• The problem: Reproduce each line of the listing exactly.
[begin Listing]
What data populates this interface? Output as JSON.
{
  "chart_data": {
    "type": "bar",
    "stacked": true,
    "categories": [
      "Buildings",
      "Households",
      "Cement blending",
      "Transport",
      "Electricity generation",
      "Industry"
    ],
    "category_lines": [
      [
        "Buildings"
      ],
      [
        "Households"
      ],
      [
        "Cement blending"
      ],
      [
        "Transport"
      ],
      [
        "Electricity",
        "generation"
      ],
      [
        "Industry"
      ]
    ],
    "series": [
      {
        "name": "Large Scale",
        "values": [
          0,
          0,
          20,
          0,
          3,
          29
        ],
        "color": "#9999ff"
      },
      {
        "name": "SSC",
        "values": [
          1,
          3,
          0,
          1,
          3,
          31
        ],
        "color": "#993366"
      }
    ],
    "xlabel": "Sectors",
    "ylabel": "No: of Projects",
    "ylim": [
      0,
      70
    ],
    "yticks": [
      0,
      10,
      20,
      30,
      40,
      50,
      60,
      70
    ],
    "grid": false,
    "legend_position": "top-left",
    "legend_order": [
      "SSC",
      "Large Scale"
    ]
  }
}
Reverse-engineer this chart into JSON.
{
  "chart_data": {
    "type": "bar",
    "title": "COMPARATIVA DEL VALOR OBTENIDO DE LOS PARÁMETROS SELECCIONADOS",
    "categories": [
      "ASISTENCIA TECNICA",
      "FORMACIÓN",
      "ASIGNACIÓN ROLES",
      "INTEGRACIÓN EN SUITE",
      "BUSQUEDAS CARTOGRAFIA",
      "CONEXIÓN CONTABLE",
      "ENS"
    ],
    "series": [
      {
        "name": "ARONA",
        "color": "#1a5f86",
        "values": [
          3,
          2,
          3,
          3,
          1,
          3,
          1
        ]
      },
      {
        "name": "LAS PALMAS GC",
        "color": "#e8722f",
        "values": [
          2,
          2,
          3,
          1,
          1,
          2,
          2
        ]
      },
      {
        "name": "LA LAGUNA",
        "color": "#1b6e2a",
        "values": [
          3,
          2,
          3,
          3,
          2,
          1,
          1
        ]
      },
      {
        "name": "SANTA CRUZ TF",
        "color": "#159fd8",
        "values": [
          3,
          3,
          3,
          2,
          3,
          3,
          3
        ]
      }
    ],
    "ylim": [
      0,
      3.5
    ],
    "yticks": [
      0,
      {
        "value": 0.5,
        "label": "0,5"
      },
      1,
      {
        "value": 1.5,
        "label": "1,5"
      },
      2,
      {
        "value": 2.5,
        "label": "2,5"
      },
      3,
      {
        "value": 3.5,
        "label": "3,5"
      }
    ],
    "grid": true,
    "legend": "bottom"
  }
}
[end Listing]
• Task response:
What data populates this interface? Output as JSON.
{
  "chart_data": {
    "type": "bar",
    "stacked": true,
    "categories": [
      "Buildings",
      "Households",
      "Cement blending",
      "Transport",
      "Electricity generation",
      "Industry"
    ],
    "category_lines": [
      [
        "Buildings"
      ],
      [
        "Households"
      ],
      [
        "Cement blending"
      ],
      [
        "Transport"
      ],
      [
        "Electricity",
        "generation"
      ],
      [
        "Industry"
      ]
    ],
    "series": [
      {
        "name": "Large Scale",
        "values": [
          0,
          0,
          20,
          0,
          3,
          29
        ],
        "color": "#9999ff"
      },
      {
        "name": "SSC",
        "values": [
          1,
          3,
          0,
          1,
          3,
          31
        ],
        "color": "#993366"
      }
    ],
    "xlabel": "Sectors",
    "ylabel": "No: of Projects",
    "ylim": [
      0,
      70
    ],
    "yticks": [
      0,
      10,
      20,
      30,
      40,
      50,
      60,
      70
    ],
    "grid": false,
    "legend_position": "top-left",
    "legend_order": [
      "SSC",
      "Large Scale"
    ]
  }
}
Reverse-engineer this chart into JSON.
{
  "chart_data": {
    "type": "bar",
    "title": "COMPARATIVA DEL VALOR OBTENIDO DE LOS PARÁMETROS SELECCIONADOS",
    "categories": [
      "ASISTENCIA TECNICA",
      "FORMACIÓN",
      "ASIGNACIÓN ROLES",
      "INTEGRACIÓN EN SUITE",
      "BUSQUEDAS CARTOGRAFIA",
      "CONEXIÓN CONTABLE",
      "ENS"
    ],
    "series": [
      {
        "name": "ARONA",
        "color": "#1a5f86",
        "values": [
          3,
          2,
          3,
          3,
          1,
          3,
          1
        ]
      },
      {
        "name": "LAS PALMAS GC",
        "color": "#e8722f",
        "values": [
          2,
          2,
          3,
          1,
          1,
          2,
          2
        ]
      },
      {
        "name": "LA LAGUNA",
        "color": "#1b6e2a",
        "values": [
          3,
          2,
          3,
          3,
          2,
          1,
          1
        ]
      },
      {
        "name": "SANTA CRUZ TF",
        "color": "#159fd8",
        "values": [
          3,
          3,
          3,
          2,
          3,
          3,
          3
        ]
      }
    ],
    "ylim": [
      0,
      3.5
    ],
    "yticks": [
      0,
      {
        "value": 0.5,
        "label": "0,5"
      },
      1,
      {
        "value": 1.5,
        "label": "1,5"
      },
      2,
      {
        "value": 2.5,
        "label": "2,5"
      },
      3,
      {
        "value": 3.5,
        "label": "3,5"
      }
    ],
    "grid": true,
    "legend": "bottom"
  }
}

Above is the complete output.